REQUIRED WORK
Look through the material below. Copy every line with the string "Object" in it.

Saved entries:
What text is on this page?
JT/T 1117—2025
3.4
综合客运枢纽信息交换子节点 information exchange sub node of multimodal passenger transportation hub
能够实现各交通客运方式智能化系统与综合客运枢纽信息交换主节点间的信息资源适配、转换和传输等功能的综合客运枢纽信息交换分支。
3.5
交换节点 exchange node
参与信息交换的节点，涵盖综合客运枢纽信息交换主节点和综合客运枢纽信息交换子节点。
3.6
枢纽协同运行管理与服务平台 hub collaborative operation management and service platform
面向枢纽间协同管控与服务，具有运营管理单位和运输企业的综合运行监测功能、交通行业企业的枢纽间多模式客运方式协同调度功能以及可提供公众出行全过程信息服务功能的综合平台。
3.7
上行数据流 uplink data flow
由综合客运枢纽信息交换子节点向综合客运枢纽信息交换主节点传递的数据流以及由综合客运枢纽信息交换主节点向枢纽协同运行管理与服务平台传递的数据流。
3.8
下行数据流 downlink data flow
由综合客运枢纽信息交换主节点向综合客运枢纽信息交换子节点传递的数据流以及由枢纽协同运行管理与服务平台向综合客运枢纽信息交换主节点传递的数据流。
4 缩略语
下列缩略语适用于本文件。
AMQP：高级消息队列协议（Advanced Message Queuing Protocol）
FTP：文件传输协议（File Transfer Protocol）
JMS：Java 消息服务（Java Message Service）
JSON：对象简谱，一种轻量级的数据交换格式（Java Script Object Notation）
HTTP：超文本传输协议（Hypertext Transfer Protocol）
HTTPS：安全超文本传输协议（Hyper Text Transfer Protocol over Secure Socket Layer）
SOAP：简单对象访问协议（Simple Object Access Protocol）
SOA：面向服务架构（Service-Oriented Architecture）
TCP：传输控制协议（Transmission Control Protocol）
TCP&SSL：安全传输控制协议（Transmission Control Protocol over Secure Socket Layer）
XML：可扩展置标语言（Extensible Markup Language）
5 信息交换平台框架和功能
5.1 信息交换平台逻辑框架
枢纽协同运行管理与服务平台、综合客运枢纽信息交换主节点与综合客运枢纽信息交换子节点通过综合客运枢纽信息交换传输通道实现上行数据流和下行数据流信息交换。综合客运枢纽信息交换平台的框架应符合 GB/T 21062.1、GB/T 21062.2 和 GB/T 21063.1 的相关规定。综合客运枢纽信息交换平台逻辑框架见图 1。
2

TASK ANSWER
JSON：对象简谱，一种轻量级的数据交换格式（Java Script Object Notation）
SOAP：简单对象访问协议（Simple Object Access Protocol）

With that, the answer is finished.